WHAT TO PRODUCE:
All lines featuring the string "code" are to be listed.
** Start RECORD EXCERPTS **
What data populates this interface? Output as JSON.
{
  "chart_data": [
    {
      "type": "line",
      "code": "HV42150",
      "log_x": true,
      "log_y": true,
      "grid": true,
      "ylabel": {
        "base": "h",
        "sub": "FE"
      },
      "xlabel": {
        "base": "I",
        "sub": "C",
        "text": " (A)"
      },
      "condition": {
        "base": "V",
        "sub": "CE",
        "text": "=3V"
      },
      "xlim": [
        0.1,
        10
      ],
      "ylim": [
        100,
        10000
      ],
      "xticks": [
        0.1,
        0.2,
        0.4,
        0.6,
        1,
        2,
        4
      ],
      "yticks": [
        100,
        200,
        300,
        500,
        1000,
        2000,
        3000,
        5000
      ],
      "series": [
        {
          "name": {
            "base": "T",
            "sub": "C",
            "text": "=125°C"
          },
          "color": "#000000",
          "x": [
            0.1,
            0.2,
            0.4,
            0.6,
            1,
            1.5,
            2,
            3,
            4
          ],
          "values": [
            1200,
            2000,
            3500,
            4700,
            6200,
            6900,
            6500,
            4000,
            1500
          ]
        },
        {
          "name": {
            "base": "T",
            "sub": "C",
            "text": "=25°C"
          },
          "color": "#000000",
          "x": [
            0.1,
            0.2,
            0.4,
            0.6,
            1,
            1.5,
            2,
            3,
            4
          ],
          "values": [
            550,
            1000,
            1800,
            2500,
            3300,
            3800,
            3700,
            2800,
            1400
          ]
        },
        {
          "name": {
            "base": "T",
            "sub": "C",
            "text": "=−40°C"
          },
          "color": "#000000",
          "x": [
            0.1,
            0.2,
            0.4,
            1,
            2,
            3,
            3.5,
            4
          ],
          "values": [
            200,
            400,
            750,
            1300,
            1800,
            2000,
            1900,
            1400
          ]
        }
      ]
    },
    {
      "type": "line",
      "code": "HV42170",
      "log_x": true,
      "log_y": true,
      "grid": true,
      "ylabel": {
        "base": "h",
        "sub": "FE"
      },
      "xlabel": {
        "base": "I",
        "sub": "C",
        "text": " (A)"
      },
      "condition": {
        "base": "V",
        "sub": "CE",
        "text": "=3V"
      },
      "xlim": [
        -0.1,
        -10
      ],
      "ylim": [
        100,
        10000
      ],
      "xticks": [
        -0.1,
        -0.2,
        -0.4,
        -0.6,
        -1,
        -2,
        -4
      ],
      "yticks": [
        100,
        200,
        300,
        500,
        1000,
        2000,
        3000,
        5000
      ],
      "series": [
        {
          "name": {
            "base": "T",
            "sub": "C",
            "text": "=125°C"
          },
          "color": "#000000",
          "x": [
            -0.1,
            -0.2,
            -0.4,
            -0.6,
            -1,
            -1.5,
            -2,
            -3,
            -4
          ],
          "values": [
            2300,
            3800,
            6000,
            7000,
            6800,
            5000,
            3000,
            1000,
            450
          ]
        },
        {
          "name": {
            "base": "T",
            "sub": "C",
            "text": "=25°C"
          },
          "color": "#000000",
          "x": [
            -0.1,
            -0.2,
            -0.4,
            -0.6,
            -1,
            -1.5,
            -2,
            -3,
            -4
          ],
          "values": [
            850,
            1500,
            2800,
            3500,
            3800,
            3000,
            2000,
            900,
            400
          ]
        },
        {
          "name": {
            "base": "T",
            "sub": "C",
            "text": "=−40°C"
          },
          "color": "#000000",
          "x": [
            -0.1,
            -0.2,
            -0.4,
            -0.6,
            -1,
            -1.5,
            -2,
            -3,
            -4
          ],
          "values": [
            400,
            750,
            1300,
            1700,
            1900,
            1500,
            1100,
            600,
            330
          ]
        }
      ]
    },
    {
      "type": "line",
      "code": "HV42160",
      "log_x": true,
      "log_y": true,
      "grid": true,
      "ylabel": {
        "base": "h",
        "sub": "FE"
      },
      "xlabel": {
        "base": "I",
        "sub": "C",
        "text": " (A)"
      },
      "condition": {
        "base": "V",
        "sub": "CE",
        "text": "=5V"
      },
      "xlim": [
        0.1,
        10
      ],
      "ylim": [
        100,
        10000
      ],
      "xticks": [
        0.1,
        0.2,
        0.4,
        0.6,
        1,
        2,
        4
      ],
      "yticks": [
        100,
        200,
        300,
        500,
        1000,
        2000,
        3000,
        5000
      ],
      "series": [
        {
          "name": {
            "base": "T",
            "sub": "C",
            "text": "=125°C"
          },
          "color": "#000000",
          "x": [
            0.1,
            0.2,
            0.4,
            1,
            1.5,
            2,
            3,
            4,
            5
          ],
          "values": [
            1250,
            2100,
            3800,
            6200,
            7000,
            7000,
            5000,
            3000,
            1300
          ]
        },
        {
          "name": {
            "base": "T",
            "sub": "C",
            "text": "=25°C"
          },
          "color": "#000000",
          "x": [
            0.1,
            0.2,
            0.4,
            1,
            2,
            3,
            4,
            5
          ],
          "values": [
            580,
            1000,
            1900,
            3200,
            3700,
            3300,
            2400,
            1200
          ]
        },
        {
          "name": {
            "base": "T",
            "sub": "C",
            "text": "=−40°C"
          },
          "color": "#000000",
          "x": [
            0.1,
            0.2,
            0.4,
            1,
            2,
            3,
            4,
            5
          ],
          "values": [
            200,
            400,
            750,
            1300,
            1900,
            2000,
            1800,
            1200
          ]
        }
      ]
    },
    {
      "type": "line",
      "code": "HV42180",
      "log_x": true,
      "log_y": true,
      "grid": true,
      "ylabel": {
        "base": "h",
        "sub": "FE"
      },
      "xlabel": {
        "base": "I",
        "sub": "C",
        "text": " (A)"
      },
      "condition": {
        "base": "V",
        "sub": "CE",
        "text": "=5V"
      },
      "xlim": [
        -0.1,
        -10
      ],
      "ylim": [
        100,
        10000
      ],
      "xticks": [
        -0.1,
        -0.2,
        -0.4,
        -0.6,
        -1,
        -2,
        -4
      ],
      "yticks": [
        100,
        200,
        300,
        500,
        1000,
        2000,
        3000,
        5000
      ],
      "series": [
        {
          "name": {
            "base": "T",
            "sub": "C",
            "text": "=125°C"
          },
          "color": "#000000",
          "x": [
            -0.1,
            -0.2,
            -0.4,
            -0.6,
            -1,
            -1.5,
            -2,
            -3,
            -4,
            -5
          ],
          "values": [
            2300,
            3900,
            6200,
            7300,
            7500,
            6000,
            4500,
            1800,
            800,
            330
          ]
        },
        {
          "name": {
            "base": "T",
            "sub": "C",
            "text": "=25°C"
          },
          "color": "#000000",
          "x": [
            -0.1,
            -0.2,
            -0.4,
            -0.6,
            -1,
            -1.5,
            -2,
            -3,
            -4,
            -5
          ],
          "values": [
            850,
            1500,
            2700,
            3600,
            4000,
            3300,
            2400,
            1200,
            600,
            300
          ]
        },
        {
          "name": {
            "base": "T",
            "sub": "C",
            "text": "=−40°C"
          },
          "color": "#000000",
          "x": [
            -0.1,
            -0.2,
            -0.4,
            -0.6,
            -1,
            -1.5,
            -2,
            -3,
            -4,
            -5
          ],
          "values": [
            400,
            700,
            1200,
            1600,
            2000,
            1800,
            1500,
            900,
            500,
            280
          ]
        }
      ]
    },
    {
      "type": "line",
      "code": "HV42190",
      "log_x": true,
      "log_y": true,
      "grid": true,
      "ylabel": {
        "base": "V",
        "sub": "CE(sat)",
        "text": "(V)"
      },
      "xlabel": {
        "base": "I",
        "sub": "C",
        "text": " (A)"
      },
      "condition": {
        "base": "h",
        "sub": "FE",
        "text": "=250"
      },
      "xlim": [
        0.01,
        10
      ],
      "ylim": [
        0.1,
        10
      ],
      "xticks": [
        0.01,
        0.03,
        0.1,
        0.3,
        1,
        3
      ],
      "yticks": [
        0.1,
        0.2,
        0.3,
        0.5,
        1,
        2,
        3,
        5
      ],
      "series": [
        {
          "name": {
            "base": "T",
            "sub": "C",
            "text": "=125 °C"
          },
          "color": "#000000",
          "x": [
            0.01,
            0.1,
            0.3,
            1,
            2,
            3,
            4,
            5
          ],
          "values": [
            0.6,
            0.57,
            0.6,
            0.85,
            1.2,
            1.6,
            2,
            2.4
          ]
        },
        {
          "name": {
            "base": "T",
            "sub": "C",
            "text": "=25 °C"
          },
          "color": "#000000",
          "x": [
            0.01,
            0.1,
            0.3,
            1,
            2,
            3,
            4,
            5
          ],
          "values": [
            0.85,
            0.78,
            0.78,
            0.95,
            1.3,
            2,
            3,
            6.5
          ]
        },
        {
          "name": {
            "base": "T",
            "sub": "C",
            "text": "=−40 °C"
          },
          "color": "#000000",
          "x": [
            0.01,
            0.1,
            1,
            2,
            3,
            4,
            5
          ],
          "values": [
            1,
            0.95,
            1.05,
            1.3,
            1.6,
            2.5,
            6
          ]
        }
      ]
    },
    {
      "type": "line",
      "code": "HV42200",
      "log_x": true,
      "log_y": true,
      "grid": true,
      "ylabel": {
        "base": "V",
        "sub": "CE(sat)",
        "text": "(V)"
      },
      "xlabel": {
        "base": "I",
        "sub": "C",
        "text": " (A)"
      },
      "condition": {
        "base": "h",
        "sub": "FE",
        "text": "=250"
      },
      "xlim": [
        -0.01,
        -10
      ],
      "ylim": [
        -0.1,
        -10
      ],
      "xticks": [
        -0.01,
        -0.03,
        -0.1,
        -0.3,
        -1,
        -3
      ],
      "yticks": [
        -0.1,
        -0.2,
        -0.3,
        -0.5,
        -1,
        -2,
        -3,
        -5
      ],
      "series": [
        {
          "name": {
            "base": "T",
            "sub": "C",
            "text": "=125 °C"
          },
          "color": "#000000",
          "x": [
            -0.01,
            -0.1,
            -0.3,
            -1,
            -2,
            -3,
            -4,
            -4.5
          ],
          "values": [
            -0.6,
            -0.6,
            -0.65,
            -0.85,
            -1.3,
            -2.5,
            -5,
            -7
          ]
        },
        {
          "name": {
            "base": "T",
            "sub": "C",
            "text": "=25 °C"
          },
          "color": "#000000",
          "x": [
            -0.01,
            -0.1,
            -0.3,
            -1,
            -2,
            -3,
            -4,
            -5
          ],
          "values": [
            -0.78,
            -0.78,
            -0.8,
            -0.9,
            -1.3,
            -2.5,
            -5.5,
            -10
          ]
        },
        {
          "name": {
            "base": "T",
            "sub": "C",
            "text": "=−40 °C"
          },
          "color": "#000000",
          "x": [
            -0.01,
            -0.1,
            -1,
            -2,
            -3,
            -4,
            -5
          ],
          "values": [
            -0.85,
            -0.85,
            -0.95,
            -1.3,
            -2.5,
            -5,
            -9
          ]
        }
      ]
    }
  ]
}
** End RECORD EXCERPTS **
SOLUTION TO THIS TASK:
      "code": "HV42150",
      "code": "HV42170",
      "code": "HV42160",
      "code": "HV42180",
      "code": "HV42190",
      "code": "HV42200",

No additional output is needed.